Goal |
Lift every line from the entries that includes the word "KDPF".

Extracted entries |
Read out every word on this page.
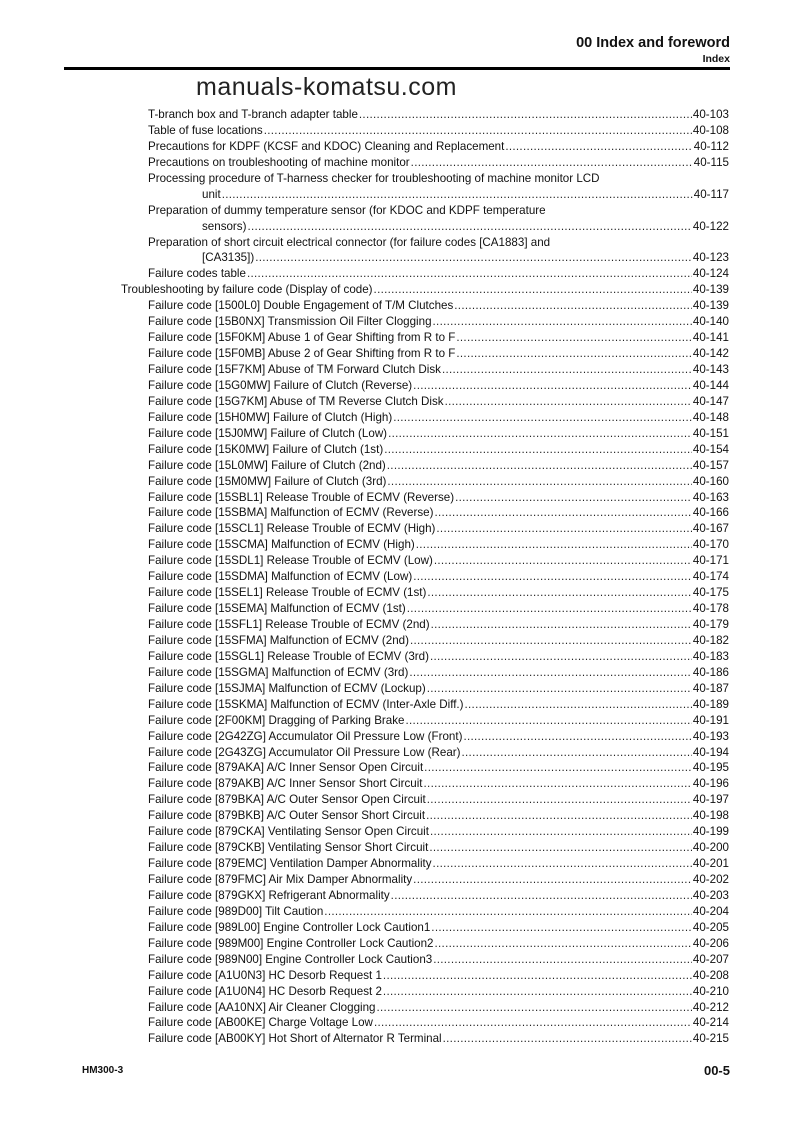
00 Index and foreword
Index
manuals-komatsu.com
T-branch box and T-branch adapter table .....	40-103
Table of fuse locations .....	40-108
Precautions for KDPF (KCSF and KDOC) Cleaning and Replacement .....	40-112
Precautions on troubleshooting of machine monitor .....	40-115
Processing procedure of T-harness checker for troubleshooting of machine monitor LCD
unit .....	40-117
Preparation of dummy temperature sensor (for KDOC and KDPF temperature
sensors) .....	40-122
Preparation of short circuit electrical connector (for failure codes [CA1883] and
[CA3135]) .....	40-123
Failure codes table .....	40-124
Troubleshooting by failure code (Display of code) .....	40-139
Failure code [1500L0] Double Engagement of T/M Clutches .....	40-139
Failure code [15B0NX] Transmission Oil Filter Clogging .....	40-140
Failure code [15F0KM] Abuse 1 of Gear Shifting from R to F .....	40-141
Failure code [15F0MB] Abuse 2 of Gear Shifting from R to F .....	40-142
Failure code [15F7KM] Abuse of TM Forward Clutch Disk .....	40-143
Failure code [15G0MW] Failure of Clutch (Reverse) .....	40-144
Failure code [15G7KM] Abuse of TM Reverse Clutch Disk .....	40-147
Failure code [15H0MW] Failure of Clutch (High) .....	40-148
Failure code [15J0MW] Failure of Clutch (Low) .....	40-151
Failure code [15K0MW] Failure of Clutch (1st) .....	40-154
Failure code [15L0MW] Failure of Clutch (2nd) .....	40-157
Failure code [15M0MW] Failure of Clutch (3rd) .....	40-160
Failure code [15SBL1] Release Trouble of ECMV (Reverse) .....	40-163
Failure code [15SBMA] Malfunction of ECMV (Reverse) .....	40-166
Failure code [15SCL1] Release Trouble of ECMV (High) .....	40-167
Failure code [15SCMA] Malfunction of ECMV (High) .....	40-170
Failure code [15SDL1] Release Trouble of ECMV (Low) .....	40-171
Failure code [15SDMA] Malfunction of ECMV (Low) .....	40-174
Failure code [15SEL1] Release Trouble of ECMV (1st) .....	40-175
Failure code [15SEMA] Malfunction of ECMV (1st) .....	40-178
Failure code [15SFL1] Release Trouble of ECMV (2nd) .....	40-179
Failure code [15SFMA] Malfunction of ECMV (2nd) .....	40-182
Failure code [15SGL1] Release Trouble of ECMV (3rd) .....	40-183
Failure code [15SGMA] Malfunction of ECMV (3rd) .....	40-186
Failure code [15SJMA] Malfunction of ECMV (Lockup) .....	40-187
Failure code [15SKMA] Malfunction of ECMV (Inter-Axle Diff.) .....	40-189
Failure code [2F00KM] Dragging of Parking Brake .....	40-191
Failure code [2G42ZG] Accumulator Oil Pressure Low (Front) .....	40-193
Failure code [2G43ZG] Accumulator Oil Pressure Low (Rear) .....	40-194
Failure code [879AKA] A/C Inner Sensor Open Circuit .....	40-195
Failure code [879AKB] A/C Inner Sensor Short Circuit .....	40-196
Failure code [879BKA] A/C Outer Sensor Open Circuit .....	40-197
Failure code [879BKB] A/C Outer Sensor Short Circuit .....	40-198
Failure code [879CKA] Ventilating Sensor Open Circuit .....	40-199
Failure code [879CKB] Ventilating Sensor Short Circuit .....	40-200
Failure code [879EMC] Ventilation Damper Abnormality .....	40-201
Failure code [879FMC] Air Mix Damper Abnormality .....	40-202
Failure code [879GKX] Refrigerant Abnormality .....	40-203
Failure code [989D00] Tilt Caution .....	40-204
Failure code [989L00] Engine Controller Lock Caution1 .....	40-205
Failure code [989M00] Engine Controller Lock Caution2 .....	40-206
Failure code [989N00] Engine Controller Lock Caution3 .....	40-207
Failure code [A1U0N3] HC Desorb Request 1 .....	40-208
Failure code [A1U0N4] HC Desorb Request 2 .....	40-210
Failure code [AA10NX] Air Cleaner Clogging .....	40-212
Failure code [AB00KE] Charge Voltage Low .....	40-214
Failure code [AB00KY] Hot Short of Alternator R Terminal .....	40-215
HM300-3	00-5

Complete response |
Precautions for KDPF (KCSF and KDOC) Cleaning and Replacement .....	40-112
Preparation of dummy temperature sensor (for KDOC and KDPF temperature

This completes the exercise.